NEW WORK BREMEN

ARBEITSWELT VON MORGEN

Best Practice

New Work Beispiele von Unternehmen aus der Region

Immer mehr Unternehmen und Organisationen machen sich auf den Weg der Transformation, wobei der Unternehmenskulturwandel im Vordergrund steht. Hier geht auch um das Ausprobieren neuer Wege und Formen von Arbeit und Zusammenarbeit.

abat AG

Der SAP-Dienstleister abat AG, 1998 mit 4 Gründern und 9 Mitarbeiter gestartet, heute über 550 Mitarbeiter, erprobt seit 2016 im Rahmen eines NewWork Labors, wie sich der noch stärkere Verzicht auf steuernde Eingriffe der Geschäftsleitung auf die Projektabwicklung auswirken. Der zentrale Leitsatz des Unternehmens: „Das Grundprinzip des Unternehmens ist es, Menschen zu vertrauen und respektvoll miteinander umzugehen“ gilt auch hier. Obwohl ein so starkes Wachstum wie bei der abat AG irgendwann die Frage der Steuerbarkeit aufkommen ließ, entschied sich die Managementebene entgegen einer sonst in Unternehmen üblichen Vorgehensweise mutig, auf die Einführung zusätzlicher Hierarchestufen zu verzichten. Die vertrauensvolle Kultur auf Augenhöhe sollte beibehalten und sowohl die Selbstverantwortung der Mitarbeiter als auch der Handlungs- und Entscheidungsspielraum weiter gestärkt werden. Im Rahmen des NewWork Labors erhalten Mitarbeiter gleiche Entscheidungsspielräume wir die Prokuristen und dürfen z.B. ohne kontrollierende Führungsinstanz oder Genehmigung der Vorstände Projekte im Wert von bis zu 500.000 € selbstständig abwickeln. Joachim Mannherz und Christian Diestelkamp, Mitglieder der erweiterten Geschäftsführung und federführend in der Labor-Idee und internen Umsetzung vertreten eine klare Haltung: „Der bei abat geltende Vertrauensvorschuss ist nicht mutig, sondern folgt konsequent unserem Menschenbild. So wie wir Prokuristen verantwortungsvoll mit unseren Entscheidungsspielräumen umgehen, so tun dies ganz sicher auch unsere Mitarbeiter.“

Die ersten Ergebnisse des NewWork Labors bei abat zeigen, dass die bisherige dezentrale, selbstorganisierte Arbeitsweise von abat auch ohne steuernde Eingriffe der Geschäftsleitung sehr gut funktioniert. Darüber hinaus wecken die besser transparent gemachten Gestaltungsmöglichkeiten bisher nicht genutzte Potentiale und bringen neue Ideen zur Umsetzung.

--- Datenauszug ---
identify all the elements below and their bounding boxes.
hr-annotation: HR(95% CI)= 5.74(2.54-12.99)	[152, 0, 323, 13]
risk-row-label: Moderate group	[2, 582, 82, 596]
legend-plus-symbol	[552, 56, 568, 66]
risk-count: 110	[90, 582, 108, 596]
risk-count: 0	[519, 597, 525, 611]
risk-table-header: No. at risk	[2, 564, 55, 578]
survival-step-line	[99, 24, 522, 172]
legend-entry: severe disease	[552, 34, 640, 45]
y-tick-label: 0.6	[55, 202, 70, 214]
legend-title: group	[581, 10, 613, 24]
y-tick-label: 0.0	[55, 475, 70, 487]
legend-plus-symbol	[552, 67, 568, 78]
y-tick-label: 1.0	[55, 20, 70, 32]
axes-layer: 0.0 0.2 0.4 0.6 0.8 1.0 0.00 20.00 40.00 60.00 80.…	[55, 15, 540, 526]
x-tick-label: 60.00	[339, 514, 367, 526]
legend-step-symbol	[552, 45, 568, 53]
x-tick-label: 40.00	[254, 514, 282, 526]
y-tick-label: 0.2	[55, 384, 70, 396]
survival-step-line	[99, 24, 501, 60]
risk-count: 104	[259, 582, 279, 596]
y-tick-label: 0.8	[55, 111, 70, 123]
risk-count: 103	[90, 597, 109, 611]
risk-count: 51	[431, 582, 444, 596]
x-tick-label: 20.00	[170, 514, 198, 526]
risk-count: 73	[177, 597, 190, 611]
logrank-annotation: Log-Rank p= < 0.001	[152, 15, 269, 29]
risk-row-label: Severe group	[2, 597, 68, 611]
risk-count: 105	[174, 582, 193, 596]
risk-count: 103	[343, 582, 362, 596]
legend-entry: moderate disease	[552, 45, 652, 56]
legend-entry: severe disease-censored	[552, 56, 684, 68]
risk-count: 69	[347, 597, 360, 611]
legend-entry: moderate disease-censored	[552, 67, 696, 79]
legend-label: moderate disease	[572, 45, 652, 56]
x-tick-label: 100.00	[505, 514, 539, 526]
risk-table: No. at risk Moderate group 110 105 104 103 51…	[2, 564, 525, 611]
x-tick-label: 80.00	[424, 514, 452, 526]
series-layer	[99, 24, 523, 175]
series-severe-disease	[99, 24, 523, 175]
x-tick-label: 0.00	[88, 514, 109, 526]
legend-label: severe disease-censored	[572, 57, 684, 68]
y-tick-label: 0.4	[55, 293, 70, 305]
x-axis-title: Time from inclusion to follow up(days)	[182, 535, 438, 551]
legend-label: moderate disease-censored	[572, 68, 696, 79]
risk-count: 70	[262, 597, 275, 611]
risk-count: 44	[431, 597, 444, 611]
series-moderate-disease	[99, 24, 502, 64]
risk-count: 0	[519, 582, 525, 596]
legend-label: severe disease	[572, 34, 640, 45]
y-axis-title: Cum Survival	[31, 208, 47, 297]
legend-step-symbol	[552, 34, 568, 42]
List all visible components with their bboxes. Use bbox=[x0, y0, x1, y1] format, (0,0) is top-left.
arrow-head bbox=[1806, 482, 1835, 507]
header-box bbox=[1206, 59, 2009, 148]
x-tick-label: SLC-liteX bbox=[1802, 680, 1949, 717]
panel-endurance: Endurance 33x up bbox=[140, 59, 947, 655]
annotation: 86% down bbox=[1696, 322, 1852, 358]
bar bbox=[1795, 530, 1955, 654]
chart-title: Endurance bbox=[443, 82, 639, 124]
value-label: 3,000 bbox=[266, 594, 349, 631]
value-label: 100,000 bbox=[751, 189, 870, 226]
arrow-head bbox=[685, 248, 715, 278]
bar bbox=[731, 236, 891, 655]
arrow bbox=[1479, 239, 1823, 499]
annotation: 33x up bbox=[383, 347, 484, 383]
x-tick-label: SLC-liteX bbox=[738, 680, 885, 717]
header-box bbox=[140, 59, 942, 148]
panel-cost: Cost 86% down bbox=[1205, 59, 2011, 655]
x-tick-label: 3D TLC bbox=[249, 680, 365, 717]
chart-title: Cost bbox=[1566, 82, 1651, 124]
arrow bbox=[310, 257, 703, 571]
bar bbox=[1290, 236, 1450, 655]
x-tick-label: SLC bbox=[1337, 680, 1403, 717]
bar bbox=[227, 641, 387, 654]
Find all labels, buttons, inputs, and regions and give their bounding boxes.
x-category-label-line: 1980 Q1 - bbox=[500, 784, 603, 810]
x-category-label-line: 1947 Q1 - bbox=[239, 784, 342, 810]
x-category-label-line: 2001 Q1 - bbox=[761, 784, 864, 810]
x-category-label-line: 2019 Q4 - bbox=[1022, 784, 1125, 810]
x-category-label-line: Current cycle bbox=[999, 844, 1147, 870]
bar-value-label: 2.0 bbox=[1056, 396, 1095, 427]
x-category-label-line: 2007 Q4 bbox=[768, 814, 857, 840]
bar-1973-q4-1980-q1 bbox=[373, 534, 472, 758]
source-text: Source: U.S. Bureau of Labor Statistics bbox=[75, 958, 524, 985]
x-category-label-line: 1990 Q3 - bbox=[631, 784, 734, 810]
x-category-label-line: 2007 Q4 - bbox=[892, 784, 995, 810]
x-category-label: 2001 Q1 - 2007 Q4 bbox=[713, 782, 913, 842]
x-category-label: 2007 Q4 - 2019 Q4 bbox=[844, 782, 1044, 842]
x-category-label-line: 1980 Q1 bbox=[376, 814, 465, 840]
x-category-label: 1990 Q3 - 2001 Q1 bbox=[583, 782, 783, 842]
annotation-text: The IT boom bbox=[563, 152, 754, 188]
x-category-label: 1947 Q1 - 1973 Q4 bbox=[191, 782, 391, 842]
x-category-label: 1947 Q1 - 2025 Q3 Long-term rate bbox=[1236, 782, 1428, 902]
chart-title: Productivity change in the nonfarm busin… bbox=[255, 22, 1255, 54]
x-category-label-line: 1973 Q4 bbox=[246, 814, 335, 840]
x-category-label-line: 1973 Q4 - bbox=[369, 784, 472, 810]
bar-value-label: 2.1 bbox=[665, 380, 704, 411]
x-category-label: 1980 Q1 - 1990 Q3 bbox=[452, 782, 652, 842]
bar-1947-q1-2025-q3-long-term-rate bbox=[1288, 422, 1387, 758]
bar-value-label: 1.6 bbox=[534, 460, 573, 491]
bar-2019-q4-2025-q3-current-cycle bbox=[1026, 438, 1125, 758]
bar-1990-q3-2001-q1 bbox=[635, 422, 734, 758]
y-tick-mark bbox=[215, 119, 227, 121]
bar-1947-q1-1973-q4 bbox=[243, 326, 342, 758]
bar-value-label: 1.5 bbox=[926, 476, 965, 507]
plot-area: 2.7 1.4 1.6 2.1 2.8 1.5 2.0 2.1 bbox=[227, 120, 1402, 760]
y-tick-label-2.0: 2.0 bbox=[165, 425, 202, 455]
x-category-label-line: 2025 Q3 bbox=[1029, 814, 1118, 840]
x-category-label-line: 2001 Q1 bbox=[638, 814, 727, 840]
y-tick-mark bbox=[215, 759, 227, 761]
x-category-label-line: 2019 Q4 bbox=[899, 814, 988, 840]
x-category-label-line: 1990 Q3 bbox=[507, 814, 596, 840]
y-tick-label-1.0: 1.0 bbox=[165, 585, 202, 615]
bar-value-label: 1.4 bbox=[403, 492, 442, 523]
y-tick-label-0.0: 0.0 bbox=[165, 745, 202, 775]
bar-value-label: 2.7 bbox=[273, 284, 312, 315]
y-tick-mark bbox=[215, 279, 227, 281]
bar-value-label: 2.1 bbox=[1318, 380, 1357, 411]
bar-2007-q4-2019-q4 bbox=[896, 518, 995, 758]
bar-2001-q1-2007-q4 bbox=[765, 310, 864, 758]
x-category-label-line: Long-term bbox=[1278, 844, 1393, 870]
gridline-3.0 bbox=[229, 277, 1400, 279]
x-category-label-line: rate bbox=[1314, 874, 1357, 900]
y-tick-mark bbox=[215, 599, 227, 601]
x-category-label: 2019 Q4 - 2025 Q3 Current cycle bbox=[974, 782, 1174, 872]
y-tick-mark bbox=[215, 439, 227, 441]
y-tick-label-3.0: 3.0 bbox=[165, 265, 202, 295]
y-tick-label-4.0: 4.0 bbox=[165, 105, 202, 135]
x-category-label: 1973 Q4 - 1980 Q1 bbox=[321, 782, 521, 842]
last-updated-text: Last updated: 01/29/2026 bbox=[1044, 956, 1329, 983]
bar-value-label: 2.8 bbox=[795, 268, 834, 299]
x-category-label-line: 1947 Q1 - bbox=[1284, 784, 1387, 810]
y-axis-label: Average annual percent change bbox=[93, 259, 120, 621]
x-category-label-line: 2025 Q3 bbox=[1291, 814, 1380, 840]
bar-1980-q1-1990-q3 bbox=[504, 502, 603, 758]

--- Zu erledigende Aufgaben ---
A – Ändern Sie im Dokumentauszug den Abschnitt, der mit den Wörtern um „NEW WORK BREMEN“ beginnt und mit „Arbeit und Zusammenarbeit.“ endet: Ersetzen Sie darin „Transformation“ durch „Veränderung“ und geben Sie den Abschnitt wieder.
B – Beantworten Sie anhand des Dokumentauszugs die folgenden Fragen:
(i) In welchem Jahr und mit wie vielen Gründern ist die abat AG gestartet?
(ii) Bis zu welchem Wert dürfen Mitarbeiter im Rahmen des NewWork Labors Projekte selbstständig abwickeln?
(iii) Ohne was funktioniert die Arbeitsweise von abat laut den ersten Ergebnissen des NewWork Labors sehr gut?

--- Lösungsübersicht ---
A –
NEW WORK BREMEN

ARBEITSWELT VON MORGEN

Best Practice

New Work Beispiele von Unternehmen aus der Region

Immer mehr Unternehmen und Organisationen machen sich auf den Weg der Veränderung, wobei der Unternehmenskulturwandel im Vordergrund steht. Hier geht auch um das Ausprobieren neuer Wege und Formen von Arbeit und Zusammenarbeit.

B –
(i) 1998, mit 4 Gründern.
(ii) Bis zu 500.000 €.
(iii) Ohne steuernde Eingriffe der Geschäftsleitung.